"""

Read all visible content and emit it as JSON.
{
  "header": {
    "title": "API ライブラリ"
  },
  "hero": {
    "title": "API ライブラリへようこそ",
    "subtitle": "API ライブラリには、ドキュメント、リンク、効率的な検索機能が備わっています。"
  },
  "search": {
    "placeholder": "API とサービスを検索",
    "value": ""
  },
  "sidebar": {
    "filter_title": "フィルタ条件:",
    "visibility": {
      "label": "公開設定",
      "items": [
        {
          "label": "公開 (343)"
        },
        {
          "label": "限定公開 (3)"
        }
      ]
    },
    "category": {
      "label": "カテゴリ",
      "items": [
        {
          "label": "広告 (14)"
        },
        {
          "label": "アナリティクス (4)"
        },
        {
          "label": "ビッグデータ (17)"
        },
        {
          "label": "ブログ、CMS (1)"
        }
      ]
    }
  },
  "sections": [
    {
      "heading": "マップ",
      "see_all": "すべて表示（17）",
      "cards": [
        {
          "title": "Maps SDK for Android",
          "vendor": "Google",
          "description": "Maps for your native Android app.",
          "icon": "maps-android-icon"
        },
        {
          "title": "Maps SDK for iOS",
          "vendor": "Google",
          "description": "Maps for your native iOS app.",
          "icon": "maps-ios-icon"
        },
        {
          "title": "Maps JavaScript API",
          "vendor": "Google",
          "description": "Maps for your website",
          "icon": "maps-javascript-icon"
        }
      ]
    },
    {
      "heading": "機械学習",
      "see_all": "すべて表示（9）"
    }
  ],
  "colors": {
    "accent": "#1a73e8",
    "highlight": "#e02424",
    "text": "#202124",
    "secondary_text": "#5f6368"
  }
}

"""

■ WHAT YOU HAVE TO DO ■
Output the records above in their entirety, exactly.

■ RESULT OF THIS TASK ■
Read all visible content and emit it as JSON.
{
  "header": {
    "title": "API ライブラリ"
  },
  "hero": {
    "title": "API ライブラリへようこそ",
    "subtitle": "API ライブラリには、ドキュメント、リンク、効率的な検索機能が備わっています。"
  },
  "search": {
    "placeholder": "API とサービスを検索",
    "value": ""
  },
  "sidebar": {
    "filter_title": "フィルタ条件:",
    "visibility": {
      "label": "公開設定",
      "items": [
        {
          "label": "公開 (343)"
        },
        {
          "label": "限定公開 (3)"
        }
      ]
    },
    "category": {
      "label": "カテゴリ",
      "items": [
        {
          "label": "広告 (14)"
        },
        {
          "label": "アナリティクス (4)"
        },
        {
          "label": "ビッグデータ (17)"
        },
        {
          "label": "ブログ、CMS (1)"
        }
      ]
    }
  },
  "sections": [
    {
      "heading": "マップ",
      "see_all": "すべて表示（17）",
      "cards": [
        {
          "title": "Maps SDK for Android",
          "vendor": "Google",
          "description": "Maps for your native Android app.",
          "icon": "maps-android-icon"
        },
        {
          "title": "Maps SDK for iOS",
          "vendor": "Google",
          "description": "Maps for your native iOS app.",
          "icon": "maps-ios-icon"
        },
        {
          "title": "Maps JavaScript API",
          "vendor": "Google",
          "description": "Maps for your website",
          "icon": "maps-javascript-icon"
        }
      ]
    },
    {
      "heading": "機械学習",
      "see_all": "すべて表示（9）"
    }
  ],
  "colors": {
    "accent": "#1a73e8",
    "highlight": "#e02424",
    "text": "#202124",
    "secondary_text": "#5f6368"
  }
}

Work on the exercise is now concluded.